---- Excerpted records
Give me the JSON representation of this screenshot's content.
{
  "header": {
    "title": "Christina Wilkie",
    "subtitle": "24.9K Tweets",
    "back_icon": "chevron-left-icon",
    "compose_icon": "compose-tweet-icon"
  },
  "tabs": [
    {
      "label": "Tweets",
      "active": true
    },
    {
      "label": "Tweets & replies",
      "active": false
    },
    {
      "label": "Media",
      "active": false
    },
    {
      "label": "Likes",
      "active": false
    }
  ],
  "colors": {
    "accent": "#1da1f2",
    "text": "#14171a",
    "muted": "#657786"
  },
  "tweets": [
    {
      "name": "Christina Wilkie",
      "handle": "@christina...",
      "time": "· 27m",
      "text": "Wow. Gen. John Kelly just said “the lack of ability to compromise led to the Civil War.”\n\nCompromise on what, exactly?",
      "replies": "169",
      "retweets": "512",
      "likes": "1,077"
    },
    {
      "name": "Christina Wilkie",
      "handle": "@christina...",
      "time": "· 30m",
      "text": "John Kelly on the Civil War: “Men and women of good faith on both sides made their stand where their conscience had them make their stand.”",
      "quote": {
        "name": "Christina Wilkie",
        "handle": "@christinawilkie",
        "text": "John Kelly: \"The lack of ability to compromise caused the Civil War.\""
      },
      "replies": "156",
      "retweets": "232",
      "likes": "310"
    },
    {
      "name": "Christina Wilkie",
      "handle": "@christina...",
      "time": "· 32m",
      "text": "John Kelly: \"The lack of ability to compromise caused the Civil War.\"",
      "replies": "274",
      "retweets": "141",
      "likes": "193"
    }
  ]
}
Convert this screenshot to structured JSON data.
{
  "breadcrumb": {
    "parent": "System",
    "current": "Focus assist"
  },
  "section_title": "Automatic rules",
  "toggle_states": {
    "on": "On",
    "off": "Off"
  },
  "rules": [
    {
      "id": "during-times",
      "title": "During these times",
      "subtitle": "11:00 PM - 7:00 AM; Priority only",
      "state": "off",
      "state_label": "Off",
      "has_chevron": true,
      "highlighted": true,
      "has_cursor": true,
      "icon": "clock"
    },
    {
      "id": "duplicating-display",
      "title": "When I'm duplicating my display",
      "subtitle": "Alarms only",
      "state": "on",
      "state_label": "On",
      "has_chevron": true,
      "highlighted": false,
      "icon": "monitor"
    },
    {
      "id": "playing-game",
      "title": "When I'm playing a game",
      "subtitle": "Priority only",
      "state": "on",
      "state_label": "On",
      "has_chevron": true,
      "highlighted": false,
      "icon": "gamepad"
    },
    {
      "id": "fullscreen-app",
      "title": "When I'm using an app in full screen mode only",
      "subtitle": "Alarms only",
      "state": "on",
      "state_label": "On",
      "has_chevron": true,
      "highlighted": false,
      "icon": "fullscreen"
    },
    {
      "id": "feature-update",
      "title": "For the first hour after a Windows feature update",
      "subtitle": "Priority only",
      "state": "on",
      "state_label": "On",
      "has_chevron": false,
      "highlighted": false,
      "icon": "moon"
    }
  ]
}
--------
# Your instructions
Reproduce, word for word, only the lines from the one that contains "Convert this screenshot" through the final line.

# Complete response
Convert this screenshot to structured JSON data.
{
  "breadcrumb": {
    "parent": "System",
    "current": "Focus assist"
  },
  "section_title": "Automatic rules",
  "toggle_states": {
    "on": "On",
    "off": "Off"
  },
  "rules": [
    {
      "id": "during-times",
      "title": "During these times",
      "subtitle": "11:00 PM - 7:00 AM; Priority only",
      "state": "off",
      "state_label": "Off",
      "has_chevron": true,
      "highlighted": true,
      "has_cursor": true,
      "icon": "clock"
    },
    {
      "id": "duplicating-display",
      "title": "When I'm duplicating my display",
      "subtitle": "Alarms only",
      "state": "on",
      "state_label": "On",
      "has_chevron": true,
      "highlighted": false,
      "icon": "monitor"
    },
    {
      "id": "playing-game",
      "title": "When I'm playing a game",
      "subtitle": "Priority only",
      "state": "on",
      "state_label": "On",
      "has_chevron": true,
      "highlighted": false,
      "icon": "gamepad"
    },
    {
      "id": "fullscreen-app",
      "title": "When I'm using an app in full screen mode only",
      "subtitle": "Alarms only",
      "state": "on",
      "state_label": "On",
      "has_chevron": true,
      "highlighted": false,
      "icon": "fullscreen"
    },
    {
      "id": "feature-update",
      "title": "For the first hour after a Windows feature update",
      "subtitle": "Priority only",
      "state": "on",
      "state_label": "On",
      "has_chevron": false,
      "highlighted": false,
      "icon": "moon"
    }
  ]
}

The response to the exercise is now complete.